__YOUR OBJECTIVE__: Below are some records; reproduce every one of them exactly.
** Begin **
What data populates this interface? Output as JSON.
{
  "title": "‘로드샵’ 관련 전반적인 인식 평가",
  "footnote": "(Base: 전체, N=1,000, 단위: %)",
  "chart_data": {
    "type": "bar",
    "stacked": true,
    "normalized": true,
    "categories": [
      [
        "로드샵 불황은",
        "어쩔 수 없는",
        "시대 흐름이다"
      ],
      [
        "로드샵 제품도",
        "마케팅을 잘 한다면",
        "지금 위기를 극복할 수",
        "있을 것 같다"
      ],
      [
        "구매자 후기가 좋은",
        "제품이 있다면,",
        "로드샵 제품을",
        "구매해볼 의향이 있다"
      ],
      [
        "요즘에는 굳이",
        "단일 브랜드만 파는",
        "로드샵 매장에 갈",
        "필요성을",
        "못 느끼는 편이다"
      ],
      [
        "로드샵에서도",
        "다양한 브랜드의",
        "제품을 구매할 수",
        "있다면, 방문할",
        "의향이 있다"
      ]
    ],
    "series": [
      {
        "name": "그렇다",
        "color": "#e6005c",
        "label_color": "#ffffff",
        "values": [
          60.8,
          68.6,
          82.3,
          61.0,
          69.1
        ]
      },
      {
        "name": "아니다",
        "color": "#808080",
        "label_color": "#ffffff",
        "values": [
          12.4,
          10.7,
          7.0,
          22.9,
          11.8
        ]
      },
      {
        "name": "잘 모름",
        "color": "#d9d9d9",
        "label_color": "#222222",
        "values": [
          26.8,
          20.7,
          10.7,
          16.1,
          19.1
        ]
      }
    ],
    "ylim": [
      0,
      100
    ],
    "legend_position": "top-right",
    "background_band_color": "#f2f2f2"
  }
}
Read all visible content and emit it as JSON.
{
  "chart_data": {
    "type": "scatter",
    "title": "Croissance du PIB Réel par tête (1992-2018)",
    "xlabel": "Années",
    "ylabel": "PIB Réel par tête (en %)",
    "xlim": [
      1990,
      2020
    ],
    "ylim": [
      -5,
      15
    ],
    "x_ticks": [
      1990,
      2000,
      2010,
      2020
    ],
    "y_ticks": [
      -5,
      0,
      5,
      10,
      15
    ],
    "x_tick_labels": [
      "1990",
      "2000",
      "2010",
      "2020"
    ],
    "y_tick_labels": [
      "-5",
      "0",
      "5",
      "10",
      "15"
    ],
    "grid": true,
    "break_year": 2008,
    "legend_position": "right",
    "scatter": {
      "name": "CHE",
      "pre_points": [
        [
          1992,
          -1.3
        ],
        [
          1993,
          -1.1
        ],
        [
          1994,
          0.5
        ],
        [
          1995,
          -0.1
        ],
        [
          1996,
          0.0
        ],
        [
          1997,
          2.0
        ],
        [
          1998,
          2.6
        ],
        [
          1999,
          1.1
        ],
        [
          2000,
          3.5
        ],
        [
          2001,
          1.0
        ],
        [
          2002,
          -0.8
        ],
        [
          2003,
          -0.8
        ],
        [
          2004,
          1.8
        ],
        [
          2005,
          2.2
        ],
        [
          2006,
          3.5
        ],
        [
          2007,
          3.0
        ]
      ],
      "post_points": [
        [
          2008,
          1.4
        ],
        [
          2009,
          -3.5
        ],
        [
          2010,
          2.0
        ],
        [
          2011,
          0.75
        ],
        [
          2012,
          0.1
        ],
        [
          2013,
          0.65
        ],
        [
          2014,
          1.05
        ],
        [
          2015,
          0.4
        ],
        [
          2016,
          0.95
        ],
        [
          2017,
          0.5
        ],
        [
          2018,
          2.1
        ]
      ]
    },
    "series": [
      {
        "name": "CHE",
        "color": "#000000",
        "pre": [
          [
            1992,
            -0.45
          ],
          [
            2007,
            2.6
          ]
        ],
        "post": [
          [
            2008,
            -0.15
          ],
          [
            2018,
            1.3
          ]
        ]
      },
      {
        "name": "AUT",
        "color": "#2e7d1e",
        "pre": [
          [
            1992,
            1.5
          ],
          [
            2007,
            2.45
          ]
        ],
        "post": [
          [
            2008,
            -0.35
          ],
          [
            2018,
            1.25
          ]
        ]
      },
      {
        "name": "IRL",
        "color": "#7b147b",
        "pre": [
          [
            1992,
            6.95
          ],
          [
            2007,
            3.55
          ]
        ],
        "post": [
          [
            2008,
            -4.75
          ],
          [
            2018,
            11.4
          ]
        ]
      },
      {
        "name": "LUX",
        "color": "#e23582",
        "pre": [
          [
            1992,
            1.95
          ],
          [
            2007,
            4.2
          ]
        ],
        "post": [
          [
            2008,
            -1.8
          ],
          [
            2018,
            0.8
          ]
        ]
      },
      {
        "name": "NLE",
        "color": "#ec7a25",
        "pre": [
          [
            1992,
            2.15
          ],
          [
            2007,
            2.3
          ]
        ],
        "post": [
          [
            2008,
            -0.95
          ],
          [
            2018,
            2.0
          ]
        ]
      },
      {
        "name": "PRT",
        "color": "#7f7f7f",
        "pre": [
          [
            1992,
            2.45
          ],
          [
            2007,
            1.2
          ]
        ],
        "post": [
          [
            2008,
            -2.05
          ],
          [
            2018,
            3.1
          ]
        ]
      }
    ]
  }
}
** End **
__SOLUTION TO THIS TASK__:
What data populates this interface? Output as JSON.
{
  "title": "‘로드샵’ 관련 전반적인 인식 평가",
  "footnote": "(Base: 전체, N=1,000, 단위: %)",
  "chart_data": {
    "type": "bar",
    "stacked": true,
    "normalized": true,
    "categories": [
      [
        "로드샵 불황은",
        "어쩔 수 없는",
        "시대 흐름이다"
      ],
      [
        "로드샵 제품도",
        "마케팅을 잘 한다면",
        "지금 위기를 극복할 수",
        "있을 것 같다"
      ],
      [
        "구매자 후기가 좋은",
        "제품이 있다면,",
        "로드샵 제품을",
        "구매해볼 의향이 있다"
      ],
      [
        "요즘에는 굳이",
        "단일 브랜드만 파는",
        "로드샵 매장에 갈",
        "필요성을",
        "못 느끼는 편이다"
      ],
      [
        "로드샵에서도",
        "다양한 브랜드의",
        "제품을 구매할 수",
        "있다면, 방문할",
        "의향이 있다"
      ]
    ],
    "series": [
      {
        "name": "그렇다",
        "color": "#e6005c",
        "label_color": "#ffffff",
        "values": [
          60.8,
          68.6,
          82.3,
          61.0,
          69.1
        ]
      },
      {
        "name": "아니다",
        "color": "#808080",
        "label_color": "#ffffff",
        "values": [
          12.4,
          10.7,
          7.0,
          22.9,
          11.8
        ]
      },
      {
        "name": "잘 모름",
        "color": "#d9d9d9",
        "label_color": "#222222",
        "values": [
          26.8,
          20.7,
          10.7,
          16.1,
          19.1
        ]
      }
    ],
    "ylim": [
      0,
      100
    ],
    "legend_position": "top-right",
    "background_band_color": "#f2f2f2"
  }
}
Read all visible content and emit it as JSON.
{
  "chart_data": {
    "type": "scatter",
    "title": "Croissance du PIB Réel par tête (1992-2018)",
    "xlabel": "Années",
    "ylabel": "PIB Réel par tête (en %)",
    "xlim": [
      1990,
      2020
    ],
    "ylim": [
      -5,
      15
    ],
    "x_ticks": [
      1990,
      2000,
      2010,
      2020
    ],
    "y_ticks": [
      -5,
      0,
      5,
      10,
      15
    ],
    "x_tick_labels": [
      "1990",
      "2000",
      "2010",
      "2020"
    ],
    "y_tick_labels": [
      "-5",
      "0",
      "5",
      "10",
      "15"
    ],
    "grid": true,
    "break_year": 2008,
    "legend_position": "right",
    "scatter": {
      "name": "CHE",
      "pre_points": [
        [
          1992,
          -1.3
        ],
        [
          1993,
          -1.1
        ],
        [
          1994,
          0.5
        ],
        [
          1995,
          -0.1
        ],
        [
          1996,
          0.0
        ],
        [
          1997,
          2.0
        ],
        [
          1998,
          2.6
        ],
        [
          1999,
          1.1
        ],
        [
          2000,
          3.5
        ],
        [
          2001,
          1.0
        ],
        [
          2002,
          -0.8
        ],
        [
          2003,
          -0.8
        ],
        [
          2004,
          1.8
        ],
        [
          2005,
          2.2
        ],
        [
          2006,
          3.5
        ],
        [
          2007,
          3.0
        ]
      ],
      "post_points": [
        [
          2008,
          1.4
        ],
        [
          2009,
          -3.5
        ],
        [
          2010,
          2.0
        ],
        [
          2011,
          0.75
        ],
        [
          2012,
          0.1
        ],
        [
          2013,
          0.65
        ],
        [
          2014,
          1.05
        ],
        [
          2015,
          0.4
        ],
        [
          2016,
          0.95
        ],
        [
          2017,
          0.5
        ],
        [
          2018,
          2.1
        ]
      ]
    },
    "series": [
      {
        "name": "CHE",
        "color": "#000000",
        "pre": [
          [
            1992,
            -0.45
          ],
          [
            2007,
            2.6
          ]
        ],
        "post": [
          [
            2008,
            -0.15
          ],
          [
            2018,
            1.3
          ]
        ]
      },
      {
        "name": "AUT",
        "color": "#2e7d1e",
        "pre": [
          [
            1992,
            1.5
          ],
          [
            2007,
            2.45
          ]
        ],
        "post": [
          [
            2008,
            -0.35
          ],
          [
            2018,
            1.25
          ]
        ]
      },
      {
        "name": "IRL",
        "color": "#7b147b",
        "pre": [
          [
            1992,
            6.95
          ],
          [
            2007,
            3.55
          ]
        ],
        "post": [
          [
            2008,
            -4.75
          ],
          [
            2018,
            11.4
          ]
        ]
      },
      {
        "name": "LUX",
        "color": "#e23582",
        "pre": [
          [
            1992,
            1.95
          ],
          [
            2007,
            4.2
          ]
        ],
        "post": [
          [
            2008,
            -1.8
          ],
          [
            2018,
            0.8
          ]
        ]
      },
      {
        "name": "NLE",
        "color": "#ec7a25",
        "pre": [
          [
            1992,
            2.15
          ],
          [
            2007,
            2.3
          ]
        ],
        "post": [
          [
            2008,
            -0.95
          ],
          [
            2018,
            2.0
          ]
        ]
      },
      {
        "name": "PRT",
        "color": "#7f7f7f",
        "pre": [
          [
            1992,
            2.45
          ],
          [
            2007,
            1.2
          ]
        ],
        "post": [
          [
            2008,
            -2.05
          ],
          [
            2018,
            3.1
          ]
        ]
      }
    ]
  }
}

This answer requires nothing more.